### SELECTED PASSAGE
▽
Haunted When the Minutes Drag
US: 2 Feb 2011
Online Release Date: 12 Jan 2011
Staten Island’s Ghost Bunny has reportedly gone through many changes over the years. Not only have band members come and gone, but the band name itself has metamorphosed in time—they used to be known by the slightly more morbid moniker Dead Rabbit, as well as the more ordinary group name the Rabbits. Given their final choice, it will surprise no one that this quartet plays an American Gothic style of keyboard-driven indie rock. The band has earned comparisons to the late ‘90s alternative rock outfit Grandaddy, which is especially warranted by “Mechanical Animals”, from their new, eponymous full-length debut.
The songs on Ghost Bunny are full of dread and wonder in equal measure. They generally manage to rock out, despite featuring morose melodies. Opener “Death and Destruction” portends just that with driving, minor piano chords before the full band kicks in to bring the rock to the fore. Elsewhere, “Siren” marinates in creaky background organ, but overall it has the feel of a Pixies-ish anthem with loud/quiet dynamics. “Domingo Dos”, arguably the best song on the record, could even pass for a latter-day U2 track. However, despite dabbling in the macabre on pessimistic-sounding songs like “All Mutants” and “The Waltz”, the band isn’t all about doom and gloom. The album ends with two tracks titled “Happy Day” and “Happy” respectively, though that might just be irony at work considering the lyrics in the latter: “Have you heard [happy’s] just a word we made up to feel better about our miserable lives?” There is also some much-needed silliness on “Leo”, which is purportedly about a guy who wanders around the city in a lion suit. All in all, Ghost Bunny delivers songs that could be described as bouncy and depressing at the same time. The contrast might get a bit wearying at times over the course of an entire 40-minute album, but Ghost Bunny is an assured collection of minor-key pop gems that will slink into your head and haunt you.
△
### WRITTEN INSTRUCTION 1
In the rows, rewrite everything from the line containing "Patent image size: (855, 759)." down to the line containing "The mounting bracket 110d is at (487, 520).", swapping "golf cart" for "utility vehicle" and keeping everything else unchanged.
The review and the rows have no connection to each other.

### DATASET RECORDS
▽
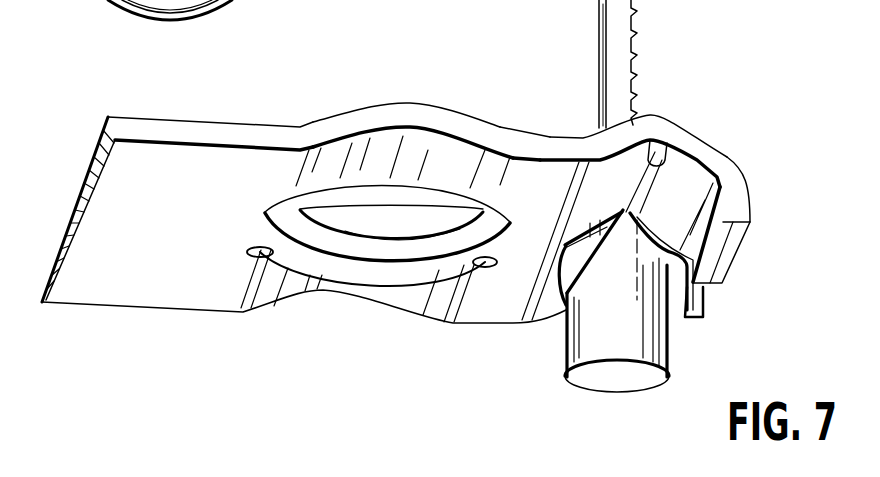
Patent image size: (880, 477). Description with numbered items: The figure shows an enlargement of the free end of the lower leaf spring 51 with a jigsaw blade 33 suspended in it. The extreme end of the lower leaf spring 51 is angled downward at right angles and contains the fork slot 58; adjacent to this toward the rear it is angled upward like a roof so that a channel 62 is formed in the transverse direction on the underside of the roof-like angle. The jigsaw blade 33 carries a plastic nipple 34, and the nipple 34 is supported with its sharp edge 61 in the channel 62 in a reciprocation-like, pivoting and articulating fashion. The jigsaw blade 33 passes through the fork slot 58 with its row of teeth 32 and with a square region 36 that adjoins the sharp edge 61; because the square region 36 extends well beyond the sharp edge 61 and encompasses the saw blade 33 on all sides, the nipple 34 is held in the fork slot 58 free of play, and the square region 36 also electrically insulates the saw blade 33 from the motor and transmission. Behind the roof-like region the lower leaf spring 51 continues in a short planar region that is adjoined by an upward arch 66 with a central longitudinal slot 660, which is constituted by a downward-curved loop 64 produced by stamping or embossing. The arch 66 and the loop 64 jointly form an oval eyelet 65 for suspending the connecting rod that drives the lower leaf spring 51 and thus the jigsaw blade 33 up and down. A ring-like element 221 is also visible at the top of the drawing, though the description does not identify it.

The ring 221 is at (290, 0).
The lower leaf spring 51 is at (135, 272).
The arch 66 is at (388, 163).
The slot 660 is at (422, 225).
The eyelet 65 is at (363, 203).
The loop 64 is at (400, 268).
The jigsaw blade 33 is at (617, 42).
The row of teeth 32 is at (633, 32).
The channel 62 is at (657, 168).
The sharp edge 61 is at (625, 207).
The fork slot 58 is at (697, 294).
The square region 36 is at (565, 309).
The nipple 34 is at (618, 380).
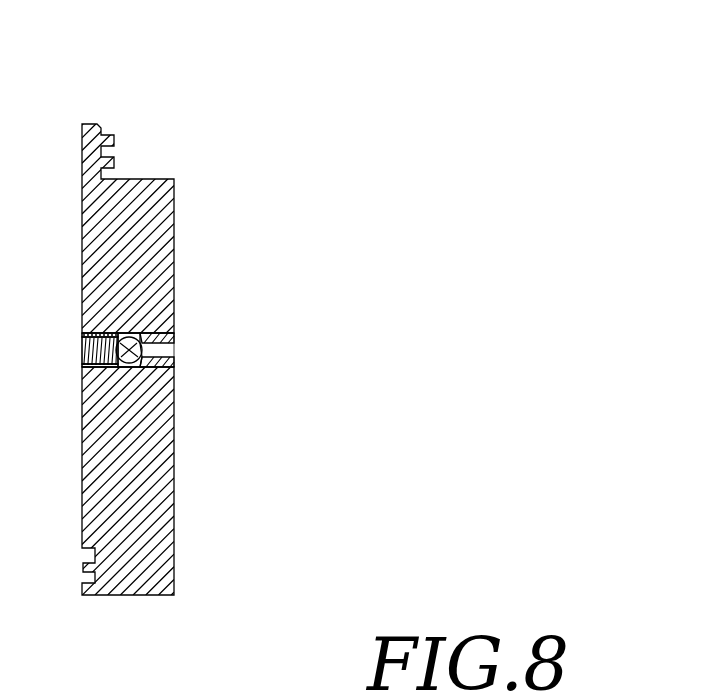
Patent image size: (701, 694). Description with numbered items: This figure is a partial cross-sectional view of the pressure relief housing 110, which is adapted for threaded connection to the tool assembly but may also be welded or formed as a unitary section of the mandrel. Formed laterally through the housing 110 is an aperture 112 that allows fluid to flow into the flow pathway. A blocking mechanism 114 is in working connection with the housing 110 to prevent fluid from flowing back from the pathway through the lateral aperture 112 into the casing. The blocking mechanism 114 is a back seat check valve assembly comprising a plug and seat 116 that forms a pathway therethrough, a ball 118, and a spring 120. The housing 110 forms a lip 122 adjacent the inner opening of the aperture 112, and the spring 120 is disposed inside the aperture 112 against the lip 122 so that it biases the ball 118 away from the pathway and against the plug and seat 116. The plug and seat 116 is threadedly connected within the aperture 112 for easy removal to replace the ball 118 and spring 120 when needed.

The pressure relief housing 110 is at (115, 122).
The aperture 112 is at (185, 353).
The blocking mechanism 114 is at (135, 390).
The plug and seat 116 is at (148, 362).
The ball 118 is at (150, 344).
The spring 120 is at (118, 330).
The lip 122 is at (92, 326).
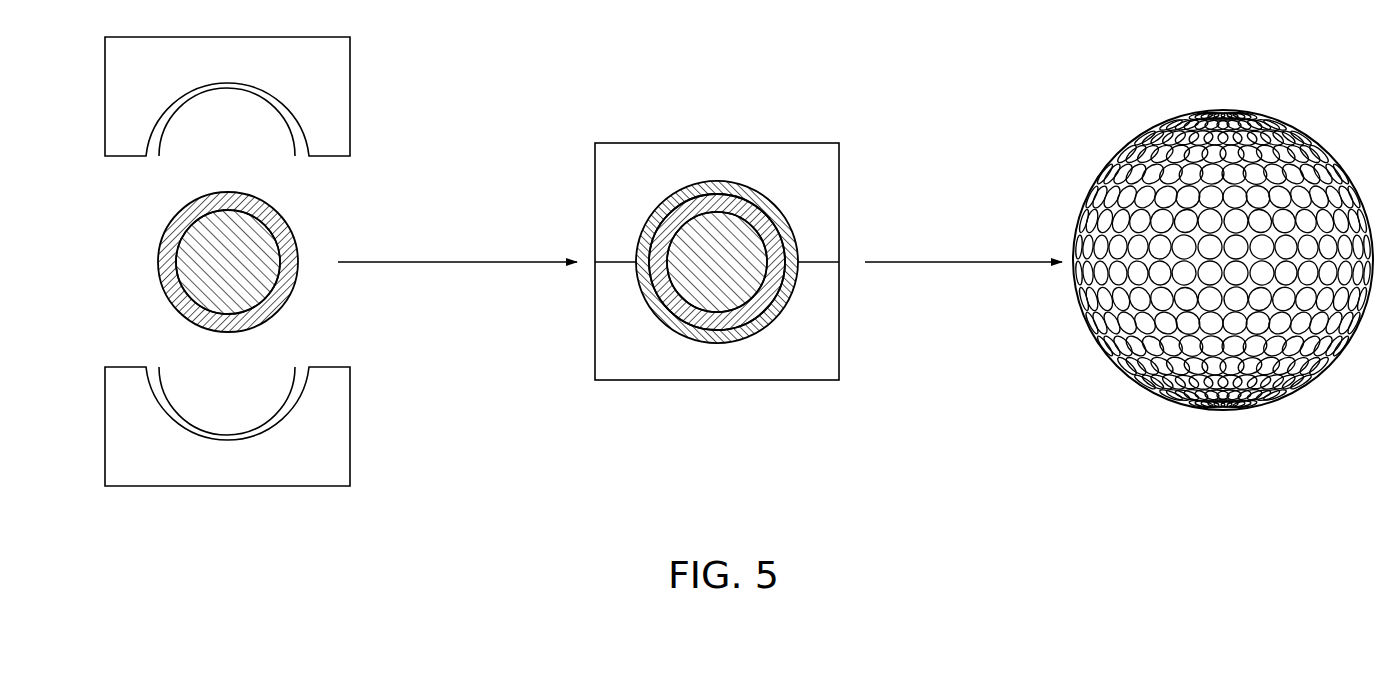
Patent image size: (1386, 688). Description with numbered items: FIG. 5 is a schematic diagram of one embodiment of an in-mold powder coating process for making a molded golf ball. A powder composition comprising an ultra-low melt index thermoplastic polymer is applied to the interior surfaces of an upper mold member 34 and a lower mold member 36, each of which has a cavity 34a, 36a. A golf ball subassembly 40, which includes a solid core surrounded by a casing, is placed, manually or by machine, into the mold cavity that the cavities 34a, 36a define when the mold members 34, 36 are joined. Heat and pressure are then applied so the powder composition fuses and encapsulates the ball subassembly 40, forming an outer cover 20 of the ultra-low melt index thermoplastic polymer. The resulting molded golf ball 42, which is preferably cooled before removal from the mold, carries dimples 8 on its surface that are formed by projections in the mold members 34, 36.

The dimples 8 is at (1178, 152).
The outer cover 20 is at (713, 343).
The upper mold member 34 is at (336, 101).
The cavity of upper mold member 34a is at (265, 129).
The lower mold member 36 is at (336, 464).
The cavity of lower mold member 36a is at (247, 392).
The golf ball subassembly 40 is at (183, 262).
The molded golf ball 42 is at (1009, 239).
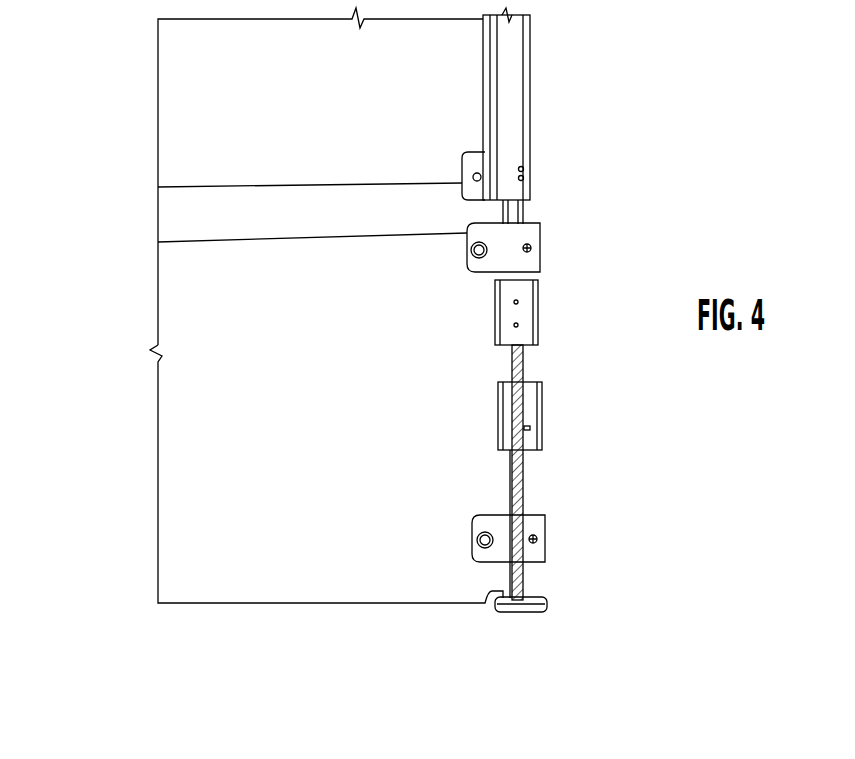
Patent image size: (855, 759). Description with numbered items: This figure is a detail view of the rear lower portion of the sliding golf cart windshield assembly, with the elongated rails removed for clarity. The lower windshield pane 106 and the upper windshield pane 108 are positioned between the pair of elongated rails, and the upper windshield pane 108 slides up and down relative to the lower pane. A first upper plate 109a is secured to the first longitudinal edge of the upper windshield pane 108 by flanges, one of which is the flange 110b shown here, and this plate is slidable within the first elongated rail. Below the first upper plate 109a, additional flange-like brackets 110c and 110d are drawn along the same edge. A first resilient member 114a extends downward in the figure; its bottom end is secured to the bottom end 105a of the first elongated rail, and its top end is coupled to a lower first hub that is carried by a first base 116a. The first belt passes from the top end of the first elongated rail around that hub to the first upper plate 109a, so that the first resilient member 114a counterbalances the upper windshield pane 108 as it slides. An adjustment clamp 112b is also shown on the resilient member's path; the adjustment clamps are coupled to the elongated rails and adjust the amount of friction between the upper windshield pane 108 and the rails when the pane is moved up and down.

The bottom end 105a is at (547, 606).
The lower windshield pane 106 is at (303, 578).
The upper windshield pane 108 is at (182, 97).
The first upper plate 109a is at (520, 84).
The flange 110b is at (470, 153).
The mounting bracket 110c is at (467, 262).
The mounting bracket 110d is at (487, 520).
The adjustment clamp 112b is at (542, 407).
The first resilient member 114a is at (525, 473).
The first base 116a is at (497, 340).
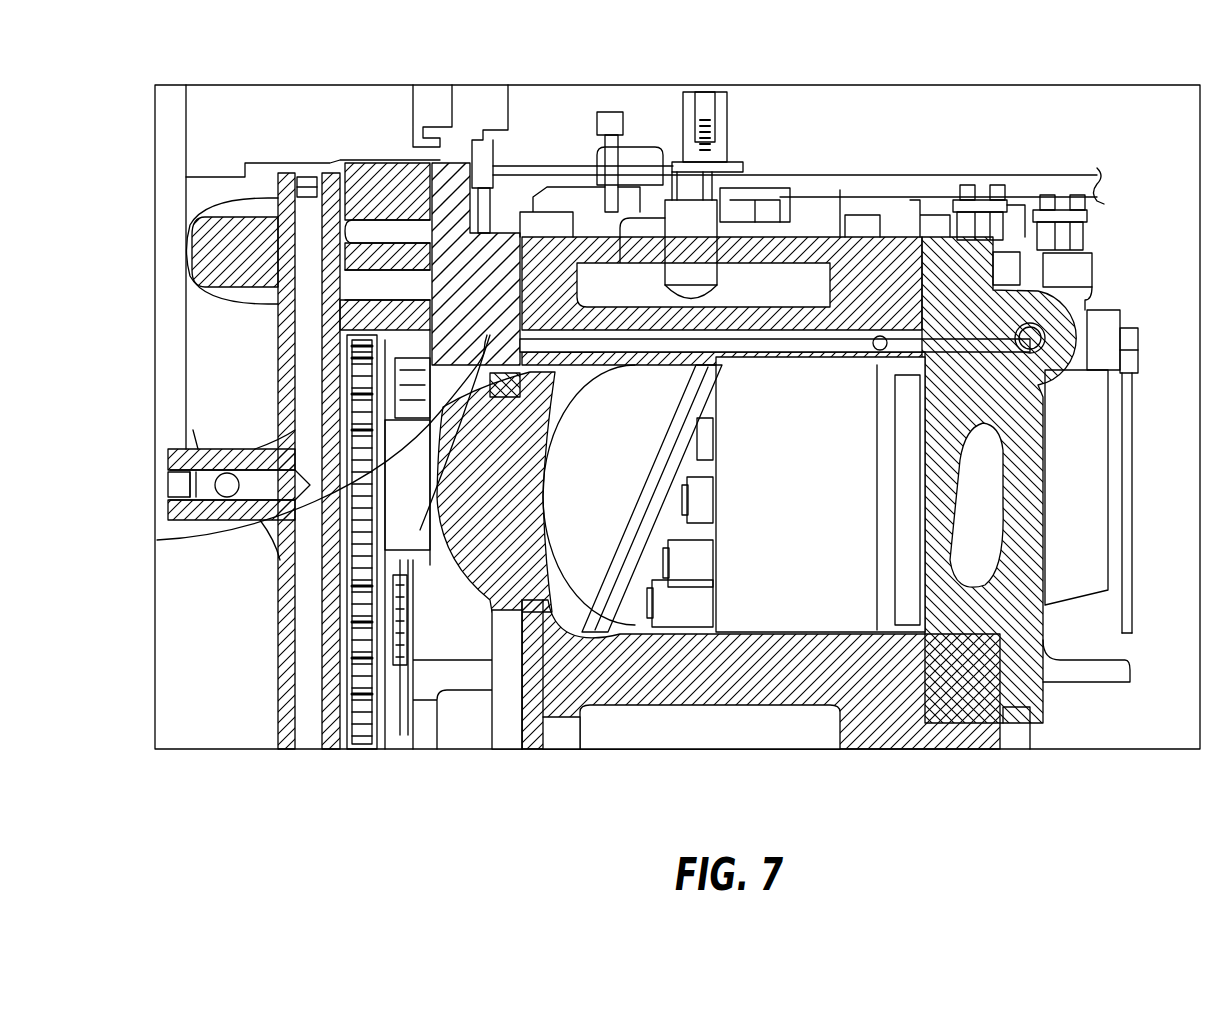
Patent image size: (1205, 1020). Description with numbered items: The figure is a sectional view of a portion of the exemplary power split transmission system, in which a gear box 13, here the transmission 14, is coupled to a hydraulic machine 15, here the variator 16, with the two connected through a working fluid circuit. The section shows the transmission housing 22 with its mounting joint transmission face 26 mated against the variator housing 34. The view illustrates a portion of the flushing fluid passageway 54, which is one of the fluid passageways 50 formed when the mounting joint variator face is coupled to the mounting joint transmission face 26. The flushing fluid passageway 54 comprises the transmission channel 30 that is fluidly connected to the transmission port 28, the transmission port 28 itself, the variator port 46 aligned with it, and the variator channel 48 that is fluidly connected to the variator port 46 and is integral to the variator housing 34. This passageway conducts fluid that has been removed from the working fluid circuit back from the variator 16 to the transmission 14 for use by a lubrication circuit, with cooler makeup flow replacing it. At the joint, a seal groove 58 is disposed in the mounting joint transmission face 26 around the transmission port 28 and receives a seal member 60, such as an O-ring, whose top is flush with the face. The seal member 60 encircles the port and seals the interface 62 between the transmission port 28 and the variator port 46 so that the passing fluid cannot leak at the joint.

The gear box 13 is at (497, 240).
The transmission 14 is at (585, 327).
The hydraulic machine 15 is at (565, 730).
The variator 16 is at (568, 701).
The transmission housing 22 is at (446, 205).
The mounting joint transmission face 26 is at (540, 660).
The transmission port 28 is at (296, 445).
The transmission channel 30 is at (345, 361).
The variator housing 34 is at (600, 235).
The variator port 46 is at (590, 330).
The variator channel 48 is at (792, 340).
The fluid passageway 50 is at (858, 320).
The flushing fluid passageway 54 is at (346, 280).
The seal groove 58 is at (405, 580).
The seal member 60 is at (548, 295).
The interface 62 is at (621, 440).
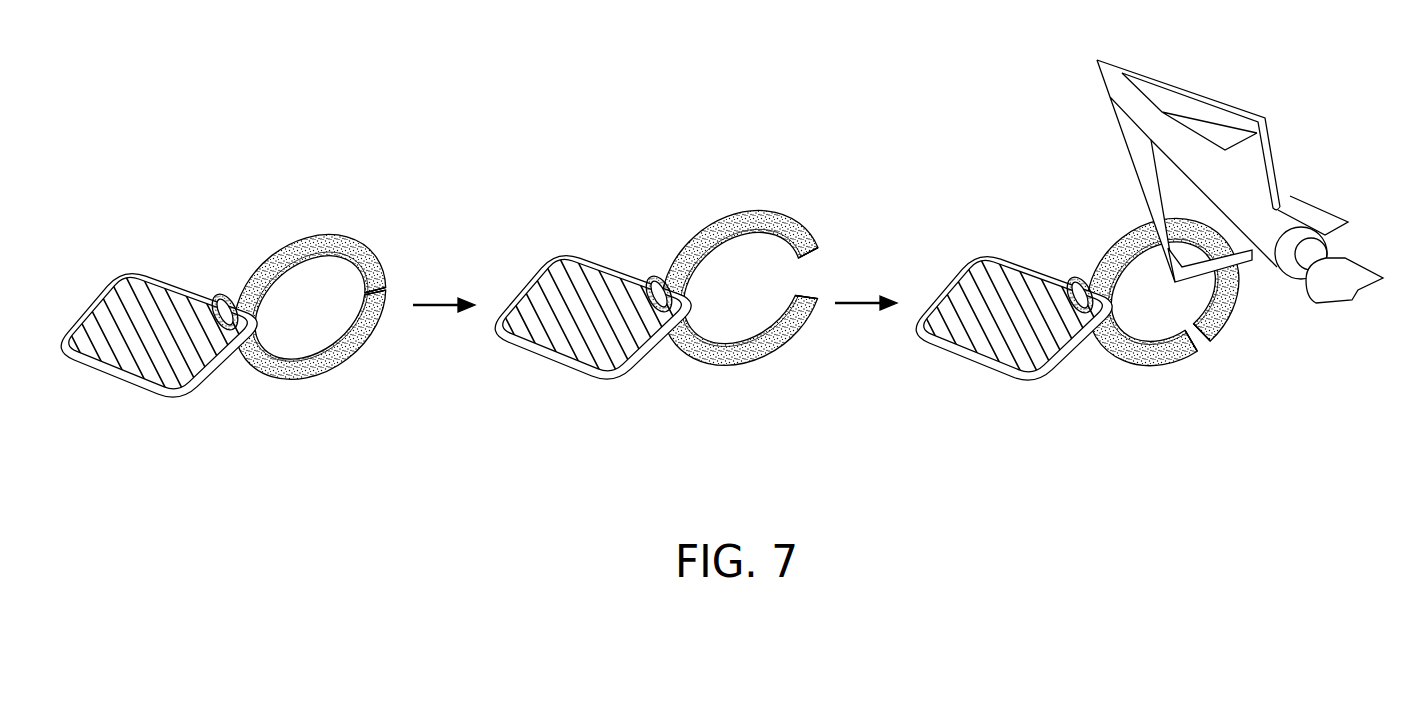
△
### WRITTEN INSTRUCTION 2
Which other bands does the review compare Ghost Bunny's sound to?

### EXERCISE OUTPUT 1
Patent image size: (855, 759). Description with numbered items: This figure is a detail view of the rear lower portion of the sliding utility vehicle windshield assembly, with the elongated rails removed for clarity. The lower windshield pane 106 and the upper windshield pane 108 are positioned between the pair of elongated rails, and the upper windshield pane 108 slides up and down relative to the lower pane. A first upper plate 109a is secured to the first longitudinal edge of the upper windshield pane 108 by flanges, one of which is the flange 110b shown here, and this plate is slidable within the first elongated rail. Below the first upper plate 109a, additional flange-like brackets 110c and 110d are drawn along the same edge. A first resilient member 114a extends downward in the figure; its bottom end is secured to the bottom end 105a of the first elongated rail, and its top end is coupled to a lower first hub that is carried by a first base 116a. The first belt passes from the top end of the first elongated rail around that hub to the first upper plate 109a, so that the first resilient member 114a counterbalances the upper windshield pane 108 as it slides. An adjustment clamp 112b is also shown on the resilient member's path; the adjustment clamps are coupled to the elongated rails and adjust the amount of friction between the upper windshield pane 108 and the rails when the pane is moved up and down.

The bottom end 105a is at (547, 606).
The lower windshield pane 106 is at (303, 578).
The upper windshield pane 108 is at (182, 97).
The first upper plate 109a is at (520, 84).
The flange 110b is at (470, 153).
The mounting bracket 110c is at (467, 262).
The mounting bracket 110d is at (487, 520).

### EXERCISE OUTPUT 2
Grandaddy, Pixies, U2